● Data excerpts:
━━━━━━━━

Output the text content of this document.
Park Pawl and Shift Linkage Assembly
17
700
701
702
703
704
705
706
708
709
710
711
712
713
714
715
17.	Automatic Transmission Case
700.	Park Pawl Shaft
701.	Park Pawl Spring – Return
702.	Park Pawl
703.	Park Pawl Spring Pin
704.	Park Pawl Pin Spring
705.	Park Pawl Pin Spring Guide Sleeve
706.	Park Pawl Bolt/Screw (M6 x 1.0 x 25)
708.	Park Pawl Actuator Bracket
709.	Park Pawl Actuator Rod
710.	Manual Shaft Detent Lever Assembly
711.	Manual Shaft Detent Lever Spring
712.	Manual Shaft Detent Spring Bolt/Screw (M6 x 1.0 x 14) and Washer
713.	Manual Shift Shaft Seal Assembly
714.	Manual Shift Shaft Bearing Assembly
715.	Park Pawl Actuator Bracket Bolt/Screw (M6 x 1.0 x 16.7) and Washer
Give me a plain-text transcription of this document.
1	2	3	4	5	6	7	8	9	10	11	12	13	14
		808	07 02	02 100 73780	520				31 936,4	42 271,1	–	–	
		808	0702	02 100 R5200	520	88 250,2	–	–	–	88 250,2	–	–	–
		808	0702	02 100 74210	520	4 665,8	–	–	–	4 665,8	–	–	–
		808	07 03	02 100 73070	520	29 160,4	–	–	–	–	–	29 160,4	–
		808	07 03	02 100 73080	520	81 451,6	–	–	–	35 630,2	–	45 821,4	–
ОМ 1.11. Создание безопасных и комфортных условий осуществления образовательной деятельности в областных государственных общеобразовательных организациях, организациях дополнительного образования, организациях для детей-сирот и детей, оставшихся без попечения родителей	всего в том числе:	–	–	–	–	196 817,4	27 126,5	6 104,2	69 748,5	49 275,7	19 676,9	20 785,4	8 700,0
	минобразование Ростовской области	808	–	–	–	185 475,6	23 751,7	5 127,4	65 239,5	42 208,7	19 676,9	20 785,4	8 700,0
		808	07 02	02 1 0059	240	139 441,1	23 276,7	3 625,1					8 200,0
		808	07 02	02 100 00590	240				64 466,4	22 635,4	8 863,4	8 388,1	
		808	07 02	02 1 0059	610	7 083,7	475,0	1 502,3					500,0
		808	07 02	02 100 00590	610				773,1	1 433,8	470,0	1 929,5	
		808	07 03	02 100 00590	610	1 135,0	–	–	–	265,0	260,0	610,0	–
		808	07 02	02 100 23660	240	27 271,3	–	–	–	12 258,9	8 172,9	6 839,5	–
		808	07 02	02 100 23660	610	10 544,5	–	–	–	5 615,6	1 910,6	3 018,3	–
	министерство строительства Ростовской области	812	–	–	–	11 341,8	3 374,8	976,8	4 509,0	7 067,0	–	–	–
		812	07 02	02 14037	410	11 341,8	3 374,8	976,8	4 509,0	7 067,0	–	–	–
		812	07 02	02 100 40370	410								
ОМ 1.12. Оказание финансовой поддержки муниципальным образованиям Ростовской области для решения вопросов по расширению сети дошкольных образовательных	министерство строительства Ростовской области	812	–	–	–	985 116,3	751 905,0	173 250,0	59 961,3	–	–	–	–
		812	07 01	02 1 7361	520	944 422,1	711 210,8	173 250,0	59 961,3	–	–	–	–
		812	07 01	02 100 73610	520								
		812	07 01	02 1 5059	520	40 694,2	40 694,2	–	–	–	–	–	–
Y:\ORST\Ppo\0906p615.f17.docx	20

━━━━━━━━

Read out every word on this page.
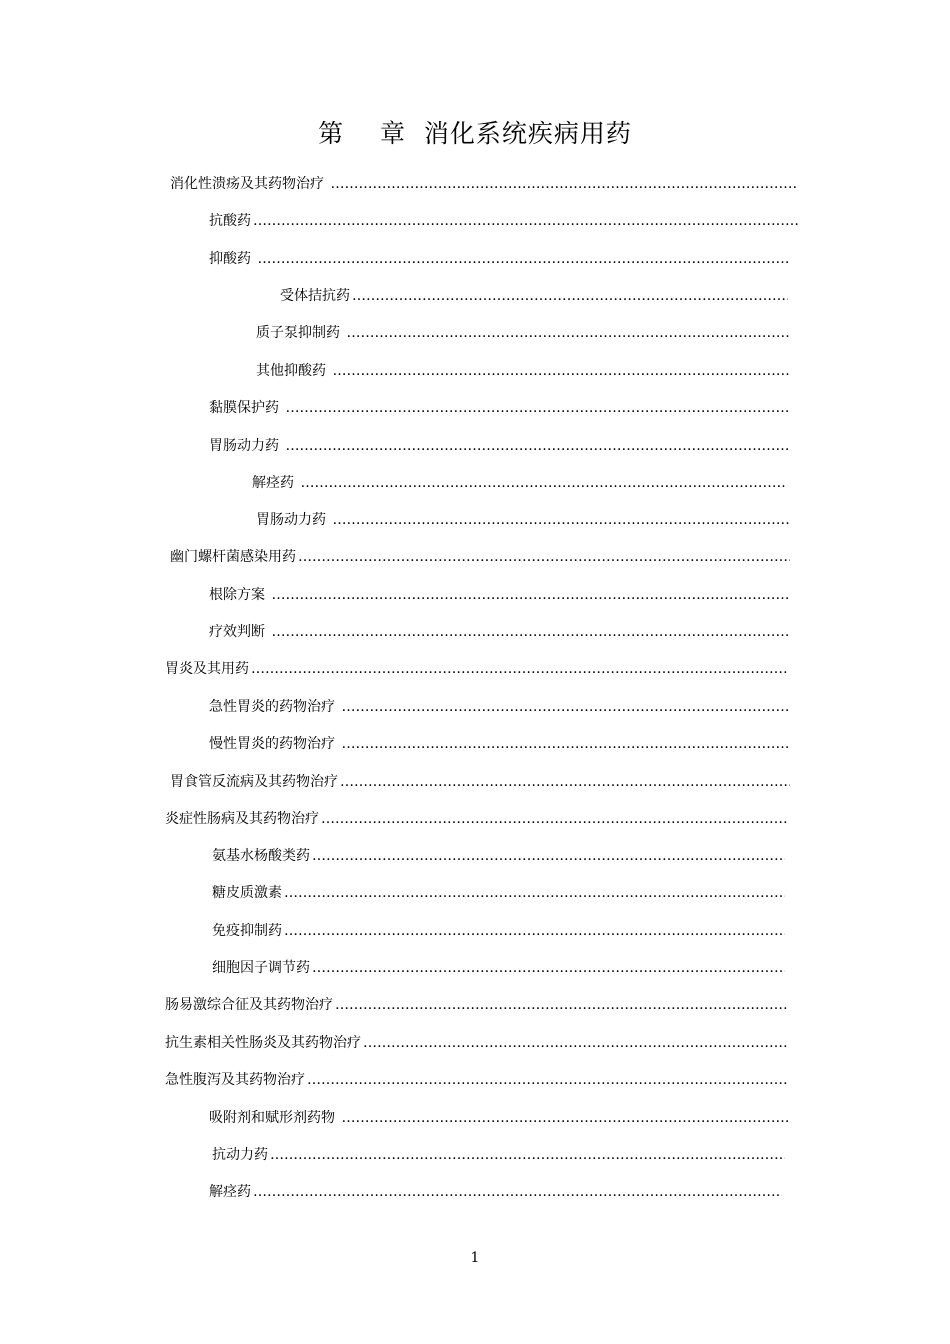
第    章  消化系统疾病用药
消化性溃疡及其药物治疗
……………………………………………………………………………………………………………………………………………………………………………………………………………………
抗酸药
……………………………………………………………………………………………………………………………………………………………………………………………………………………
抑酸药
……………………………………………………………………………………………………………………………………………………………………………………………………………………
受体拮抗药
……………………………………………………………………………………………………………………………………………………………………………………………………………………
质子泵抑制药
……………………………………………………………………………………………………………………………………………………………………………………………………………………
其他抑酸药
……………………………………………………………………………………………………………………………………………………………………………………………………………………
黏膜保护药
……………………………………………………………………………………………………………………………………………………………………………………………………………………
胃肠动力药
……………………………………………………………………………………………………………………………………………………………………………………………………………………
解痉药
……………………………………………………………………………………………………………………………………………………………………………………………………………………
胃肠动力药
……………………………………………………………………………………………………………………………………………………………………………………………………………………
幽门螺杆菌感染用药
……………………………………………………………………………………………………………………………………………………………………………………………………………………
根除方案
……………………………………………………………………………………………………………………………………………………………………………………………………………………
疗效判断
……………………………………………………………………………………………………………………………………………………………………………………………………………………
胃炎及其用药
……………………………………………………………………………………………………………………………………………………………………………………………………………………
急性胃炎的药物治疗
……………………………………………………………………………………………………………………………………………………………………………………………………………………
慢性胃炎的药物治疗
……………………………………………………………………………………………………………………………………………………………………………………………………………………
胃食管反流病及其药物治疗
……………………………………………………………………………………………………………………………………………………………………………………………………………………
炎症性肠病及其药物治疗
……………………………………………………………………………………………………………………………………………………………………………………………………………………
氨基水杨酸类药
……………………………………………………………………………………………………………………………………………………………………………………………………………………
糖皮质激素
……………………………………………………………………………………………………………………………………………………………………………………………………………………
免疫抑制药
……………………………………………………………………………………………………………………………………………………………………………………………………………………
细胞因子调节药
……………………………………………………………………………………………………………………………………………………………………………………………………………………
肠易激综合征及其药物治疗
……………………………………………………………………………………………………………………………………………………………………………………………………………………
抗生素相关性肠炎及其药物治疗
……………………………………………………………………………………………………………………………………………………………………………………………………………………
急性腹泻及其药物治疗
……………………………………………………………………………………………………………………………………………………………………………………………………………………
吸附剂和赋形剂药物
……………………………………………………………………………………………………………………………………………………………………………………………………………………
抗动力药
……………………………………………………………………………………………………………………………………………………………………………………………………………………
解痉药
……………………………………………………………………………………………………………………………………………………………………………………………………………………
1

━━━━━━━━

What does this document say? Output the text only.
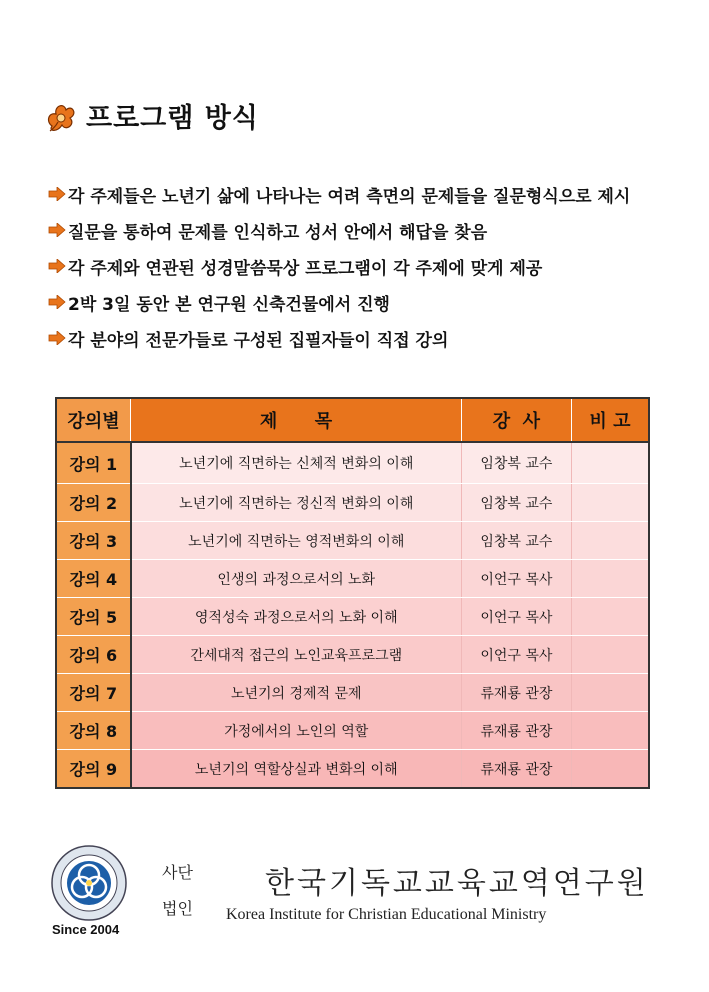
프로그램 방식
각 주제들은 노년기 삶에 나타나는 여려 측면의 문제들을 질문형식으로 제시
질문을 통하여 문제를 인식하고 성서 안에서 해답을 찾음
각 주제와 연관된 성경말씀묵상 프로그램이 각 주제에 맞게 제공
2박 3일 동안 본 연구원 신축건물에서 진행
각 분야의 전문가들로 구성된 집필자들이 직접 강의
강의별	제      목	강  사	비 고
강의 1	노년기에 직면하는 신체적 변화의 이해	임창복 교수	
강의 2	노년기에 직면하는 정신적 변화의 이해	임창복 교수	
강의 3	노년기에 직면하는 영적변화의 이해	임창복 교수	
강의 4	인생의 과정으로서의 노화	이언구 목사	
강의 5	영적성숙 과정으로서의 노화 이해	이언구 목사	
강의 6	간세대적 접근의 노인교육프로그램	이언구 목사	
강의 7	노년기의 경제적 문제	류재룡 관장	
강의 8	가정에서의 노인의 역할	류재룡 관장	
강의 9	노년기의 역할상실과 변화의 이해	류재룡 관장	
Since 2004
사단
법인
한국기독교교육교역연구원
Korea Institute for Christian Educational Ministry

━━━━━━━━

● TASK: Using the entries above, return each line that includes the word "Shift".

● WRITTEN RESPONSE:
Park Pawl and Shift Linkage Assembly
713.	Manual Shift Shaft Seal Assembly
714.	Manual Shift Shaft Bearing Assembly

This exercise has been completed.